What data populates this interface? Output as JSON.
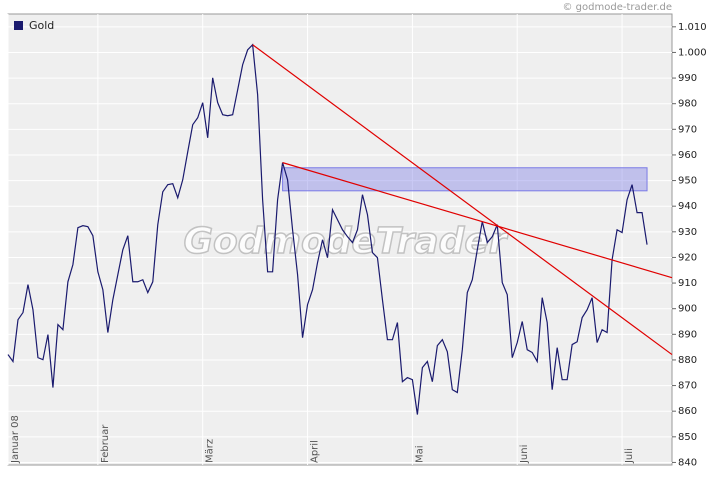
{
  "chart_data": {
    "type": "line",
    "source": "© godmode-trader.de",
    "watermark": "GodmodeTrader",
    "x": [
      0,
      1,
      2,
      3,
      4,
      5,
      6,
      7,
      8,
      9,
      10,
      11,
      12,
      13,
      14,
      15,
      16,
      17,
      18,
      19,
      20,
      21,
      22,
      23,
      24,
      25,
      26,
      27,
      28,
      29,
      30,
      31,
      32,
      33,
      34,
      35,
      36,
      37,
      38,
      39,
      40,
      41,
      42,
      43,
      44,
      45,
      46,
      47,
      48,
      49,
      50,
      51,
      52,
      53,
      54,
      55,
      56,
      57,
      58,
      59,
      60,
      61,
      62,
      63,
      64,
      65,
      66,
      67,
      68,
      69,
      70,
      71,
      72,
      73,
      74,
      75,
      76,
      77,
      78,
      79,
      80,
      81,
      82,
      83,
      84,
      85,
      86,
      87,
      88,
      89,
      90,
      91,
      92,
      93,
      94,
      95,
      96,
      97,
      98,
      99,
      100,
      101,
      102,
      103,
      104,
      105,
      106,
      107,
      108,
      109,
      110,
      111,
      112,
      113,
      114,
      115,
      116,
      117,
      118,
      119,
      120,
      121,
      122,
      123,
      124,
      125,
      126,
      127,
      128
    ],
    "series": [
      {
        "name": "Gold",
        "color": "#1a1a6e",
        "values": [
          882.1,
          879.4,
          895.7,
          898.5,
          909.4,
          899.6,
          880.9,
          880.1,
          889.9,
          869.2,
          893.8,
          891.8,
          910.5,
          917.2,
          931.6,
          932.4,
          932,
          928.5,
          914.4,
          907.4,
          890.7,
          903.5,
          913.3,
          923,
          928.5,
          910.5,
          910.5,
          911.3,
          906.3,
          910.5,
          932.8,
          945.6,
          948.4,
          948.8,
          943.3,
          950.3,
          961.2,
          971.8,
          974.5,
          980.4,
          966.7,
          990.1,
          980.4,
          975.7,
          975.3,
          975.7,
          985.4,
          995.2,
          1001,
          1003,
          983.5,
          942.5,
          914.4,
          914.4,
          942.5,
          957,
          950.3,
          930.8,
          913.3,
          888.7,
          901.6,
          907.4,
          918,
          926.9,
          919.9,
          938.6,
          934.7,
          930.8,
          928.1,
          925.8,
          930.8,
          944.5,
          936.7,
          921.9,
          919.9,
          903.5,
          887.9,
          887.9,
          894.6,
          871.5,
          873.1,
          872.3,
          858.7,
          877,
          879.4,
          871.5,
          885.6,
          887.9,
          883.2,
          868.4,
          867.3,
          884,
          906.3,
          911.3,
          923,
          934,
          925.8,
          928.1,
          932.8,
          910.2,
          905.5,
          880.9,
          886.8,
          895,
          884,
          882.9,
          879.4,
          904.3,
          894.6,
          868.4,
          884.8,
          872.3,
          872.3,
          886,
          887.1,
          896.5,
          899.6,
          904.3,
          886.8,
          891.8,
          890.7,
          919.1,
          930.8,
          929.7,
          942.5,
          948.4,
          937.5,
          937.5,
          925
        ]
      }
    ],
    "xlim": [
      0,
      133
    ],
    "xticks": [
      {
        "value": 0,
        "label": "Januar 08"
      },
      {
        "value": 18,
        "label": "Februar"
      },
      {
        "value": 39,
        "label": "März"
      },
      {
        "value": 60,
        "label": "April"
      },
      {
        "value": 81,
        "label": "Mai"
      },
      {
        "value": 102,
        "label": "Juni"
      },
      {
        "value": 123,
        "label": "Juli"
      }
    ],
    "ylim": [
      839,
      1015
    ],
    "yticks": [
      840,
      850,
      860,
      870,
      880,
      890,
      900,
      910,
      920,
      930,
      940,
      950,
      960,
      970,
      980,
      990,
      {
        "value": 1000,
        "label": "1.000"
      },
      {
        "value": 1010,
        "label": "1.010"
      }
    ],
    "grid": true,
    "legend": "top-left",
    "trendlines": [
      {
        "x": [
          49,
          133
        ],
        "y": [
          1003,
          882.1
        ],
        "color": "#e00000"
      },
      {
        "x": [
          55,
          133
        ],
        "y": [
          957,
          912.1
        ],
        "color": "#e00000"
      }
    ],
    "band": {
      "x": [
        55,
        128
      ],
      "y": [
        946,
        955
      ],
      "color": "#7b7be6"
    }
  }
}
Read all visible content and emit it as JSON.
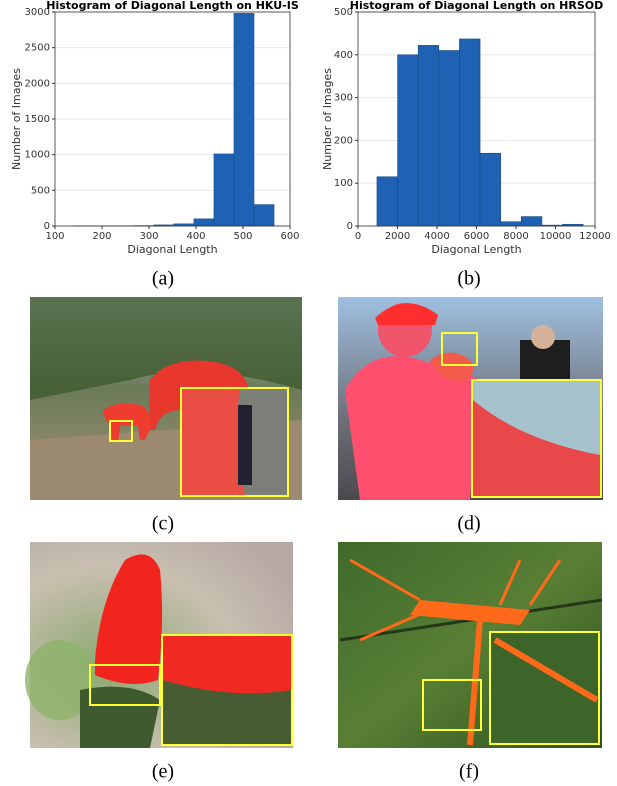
{
  "chart_data": [
    {
      "type": "histogram",
      "title": "Histogram of Diagonal Length on HKU-IS",
      "x_label": "Diagonal Length",
      "y_label": "Number of Images",
      "bins": [
        140,
        182.6,
        225.2,
        267.8,
        310.4,
        353,
        395.6,
        438.2,
        480.8,
        523.4,
        566
      ],
      "values": [
        2,
        1,
        2,
        5,
        15,
        30,
        100,
        1010,
        2980,
        300
      ],
      "color": "#1f62b3",
      "xlim": [
        100,
        600
      ],
      "xticks": [
        100,
        200,
        300,
        400,
        500,
        600
      ],
      "ylim": [
        0,
        3000
      ],
      "yticks": [
        0,
        500,
        1000,
        1500,
        2000,
        2500,
        3000
      ],
      "grid": true
    },
    {
      "type": "histogram",
      "title": "Histogram of Diagonal Length on HRSOD",
      "x_label": "Diagonal Length",
      "y_label": "Number of Images",
      "bins": [
        960,
        2004,
        3048,
        4092,
        5136,
        6180,
        7224,
        8268,
        9312,
        10356,
        11400
      ],
      "values": [
        115,
        400,
        422,
        410,
        437,
        170,
        10,
        22,
        2,
        4
      ],
      "color": "#1f62b3",
      "xlim": [
        0,
        12000
      ],
      "xticks": [
        0,
        2000,
        4000,
        6000,
        8000,
        10000,
        12000
      ],
      "ylim": [
        0,
        500
      ],
      "yticks": [
        0,
        100,
        200,
        300,
        400,
        500
      ],
      "grid": true
    }
  ],
  "captions": [
    "(a)",
    "(b)",
    "(c)",
    "(d)",
    "(e)",
    "(f)"
  ]
}
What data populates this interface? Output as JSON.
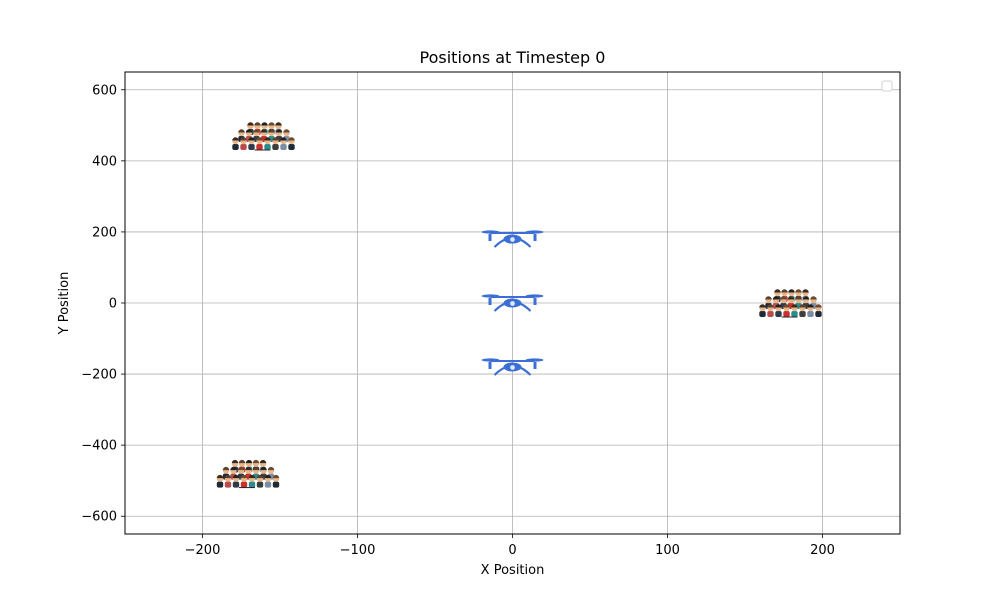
{
  "chart_data": {
    "type": "scatter",
    "title": "Positions at Timestep 0",
    "xlabel": "X Position",
    "ylabel": "Y Position",
    "xlim": [
      -250,
      250
    ],
    "ylim": [
      -650,
      650
    ],
    "xticks": [
      -200,
      -100,
      0,
      100,
      200
    ],
    "yticks": [
      -600,
      -400,
      -200,
      0,
      200,
      400,
      600
    ],
    "xtick_labels": [
      "−200",
      "−100",
      "0",
      "100",
      "200"
    ],
    "ytick_labels": [
      "−600",
      "−400",
      "−200",
      "0",
      "200",
      "400",
      "600"
    ],
    "grid": true,
    "legend": {
      "placement": "top-right",
      "entries": []
    },
    "series": [
      {
        "marker": "drone-icon",
        "color": "#3b6fd4",
        "points": [
          {
            "x": 0,
            "y": 180
          },
          {
            "x": 0,
            "y": 0
          },
          {
            "x": 0,
            "y": -180
          }
        ]
      },
      {
        "marker": "crowd-icon",
        "points": [
          {
            "x": -160,
            "y": 470
          },
          {
            "x": 180,
            "y": 0
          },
          {
            "x": -170,
            "y": -480
          }
        ]
      }
    ]
  }
}
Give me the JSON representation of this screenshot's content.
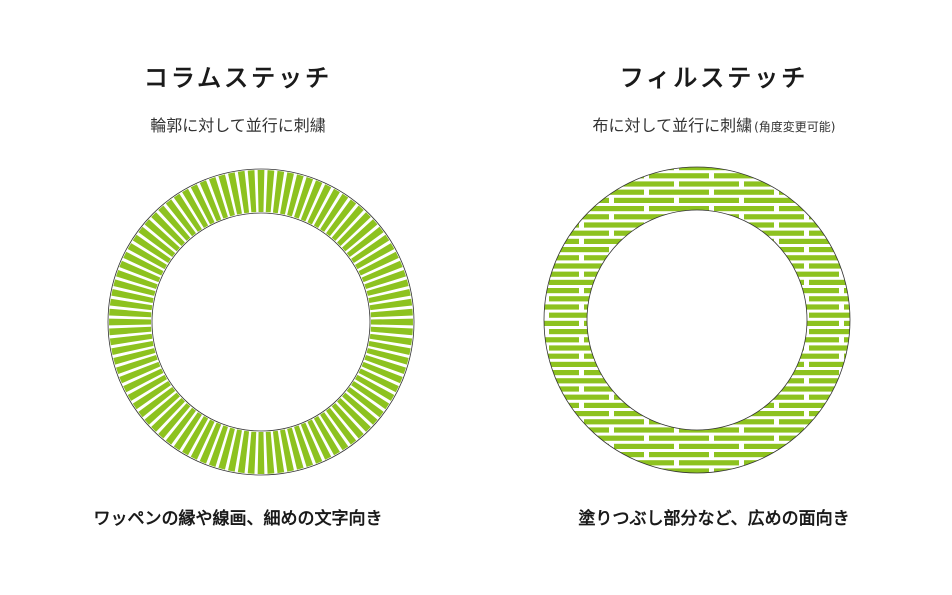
{
  "colors": {
    "stitch_green": "#8dc21f",
    "outline": "#333333",
    "background": "#ffffff"
  },
  "column_stitch": {
    "title": "コラムステッチ",
    "subtitle": "輪郭に対して並行に刺繍",
    "caption": "ワッペンの縁や線画、細めの文字向き"
  },
  "fill_stitch": {
    "title": "フィルステッチ",
    "subtitle": "布に対して並行に刺繍",
    "subtitle_note": "(角度変更可能)",
    "caption": "塗りつぶし部分など、広めの面向き"
  }
}
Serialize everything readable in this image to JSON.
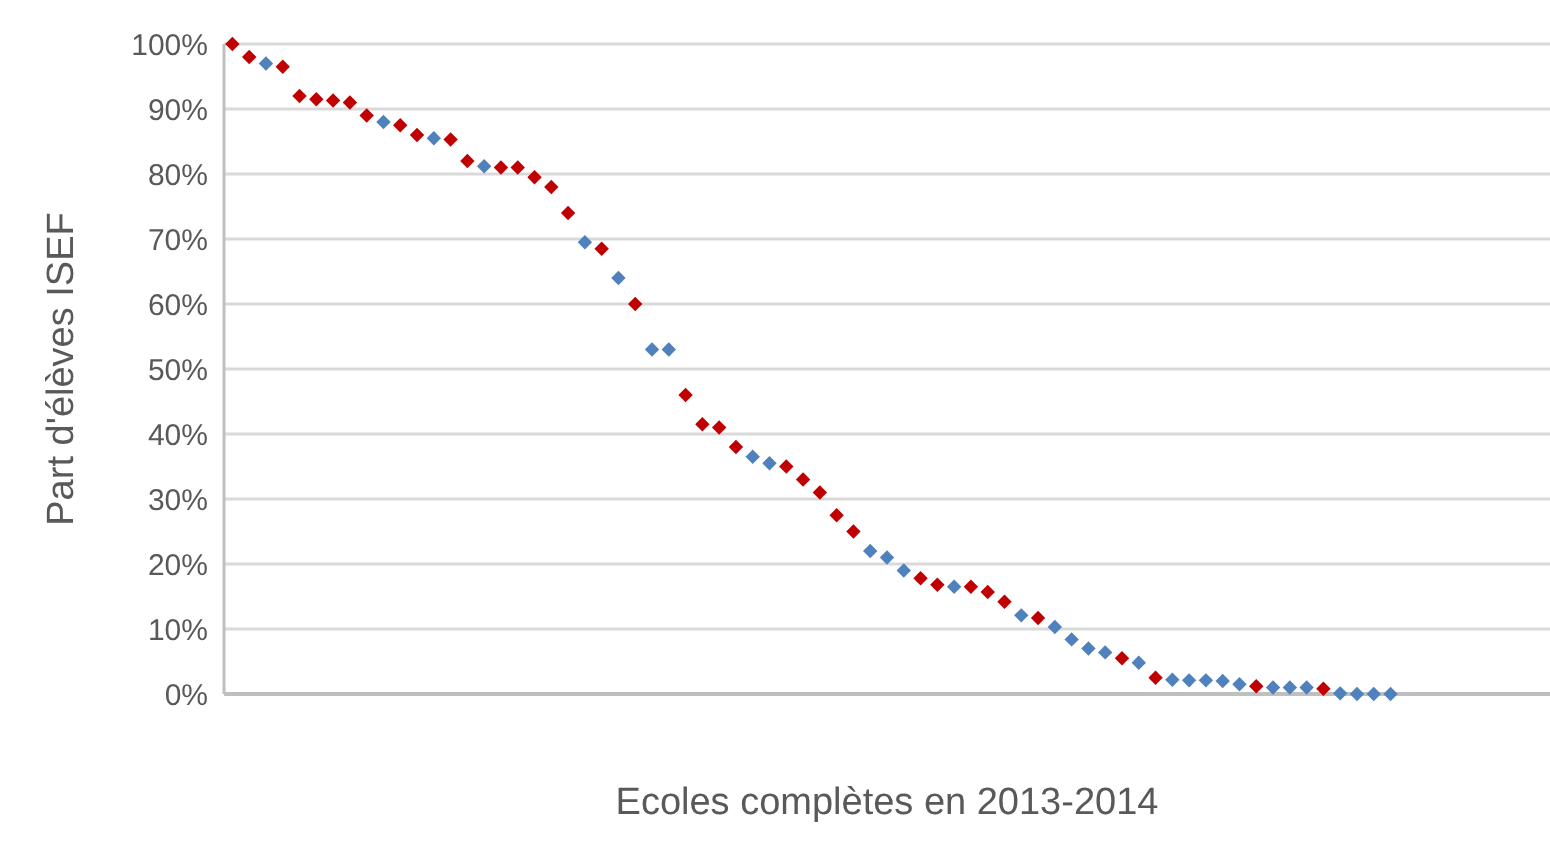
{
  "chart_data": {
    "type": "scatter",
    "xlabel": "Ecoles complètes en 2013-2014",
    "ylabel": "Part d'élèves ISEF",
    "categories": [
      null,
      null,
      null,
      null,
      null,
      null,
      null,
      null,
      null,
      null,
      null,
      null,
      null,
      null,
      null,
      null,
      null,
      null,
      null,
      null,
      null,
      null,
      null,
      null,
      null,
      null,
      null,
      null,
      null,
      null,
      null,
      null,
      null,
      null,
      null,
      null,
      null,
      null,
      null,
      null,
      null,
      null,
      null,
      null,
      null,
      null,
      null,
      null,
      null,
      null,
      null,
      null,
      null,
      null,
      null,
      null,
      null,
      null,
      null,
      null,
      null,
      null,
      null,
      null,
      null,
      null,
      null,
      null,
      null,
      null,
      null,
      null,
      null,
      null,
      null,
      null,
      null,
      null,
      null
    ],
    "values": [
      100,
      98,
      97,
      96.5,
      92,
      91.5,
      91.3,
      91,
      89,
      88,
      87.5,
      86,
      85.5,
      85.3,
      82,
      81.2,
      81,
      81,
      79.5,
      78,
      74,
      69.5,
      68.5,
      64,
      60,
      53,
      53,
      46,
      41.5,
      41,
      38,
      36.5,
      35.5,
      35,
      33,
      31,
      27.5,
      25,
      22,
      21,
      19,
      17.8,
      16.8,
      16.5,
      16.5,
      15.7,
      14.2,
      12.1,
      11.7,
      10.3,
      8.4,
      7,
      6.4,
      5.5,
      4.8,
      2.5,
      2.2,
      2.1,
      2.1,
      2,
      1.5,
      1.2,
      1,
      1,
      1,
      0.8,
      0.1,
      0,
      0,
      0,
      null,
      null,
      null,
      null,
      null,
      null,
      null,
      null,
      null
    ],
    "colors": [
      "#c00000",
      "#c00000",
      "#4f81bd",
      "#c00000",
      "#c00000",
      "#c00000",
      "#c00000",
      "#c00000",
      "#c00000",
      "#4f81bd",
      "#c00000",
      "#c00000",
      "#4f81bd",
      "#c00000",
      "#c00000",
      "#4f81bd",
      "#c00000",
      "#c00000",
      "#c00000",
      "#c00000",
      "#c00000",
      "#4f81bd",
      "#c00000",
      "#4f81bd",
      "#c00000",
      "#4f81bd",
      "#4f81bd",
      "#c00000",
      "#c00000",
      "#c00000",
      "#c00000",
      "#4f81bd",
      "#4f81bd",
      "#c00000",
      "#c00000",
      "#c00000",
      "#c00000",
      "#c00000",
      "#4f81bd",
      "#4f81bd",
      "#4f81bd",
      "#c00000",
      "#c00000",
      "#4f81bd",
      "#c00000",
      "#c00000",
      "#c00000",
      "#4f81bd",
      "#c00000",
      "#4f81bd",
      "#4f81bd",
      "#4f81bd",
      "#4f81bd",
      "#c00000",
      "#4f81bd",
      "#c00000",
      "#4f81bd",
      "#4f81bd",
      "#4f81bd",
      "#4f81bd",
      "#4f81bd",
      "#c00000",
      "#4f81bd",
      "#4f81bd",
      "#4f81bd",
      "#c00000",
      "#4f81bd",
      "#4f81bd",
      "#4f81bd",
      "#4f81bd",
      null,
      null,
      null,
      null,
      null,
      null,
      null,
      null,
      null
    ],
    "ylim": [
      0,
      100
    ],
    "yticks": [
      {
        "value": 0,
        "label": "0%"
      },
      {
        "value": 10,
        "label": "10%"
      },
      {
        "value": 20,
        "label": "20%"
      },
      {
        "value": 30,
        "label": "30%"
      },
      {
        "value": 40,
        "label": "40%"
      },
      {
        "value": 50,
        "label": "50%"
      },
      {
        "value": 60,
        "label": "60%"
      },
      {
        "value": 70,
        "label": "70%"
      },
      {
        "value": 80,
        "label": "80%"
      },
      {
        "value": 90,
        "label": "90%"
      },
      {
        "value": 100,
        "label": "100%"
      }
    ],
    "grid": "y",
    "legend": false,
    "marker": "diamond"
  }
}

→ YOUR OBJECTIVE
Determine the count of lines in the data above with the string "this" in them, and give that count alone.

→ ANSWER TO THE EXERCISE
4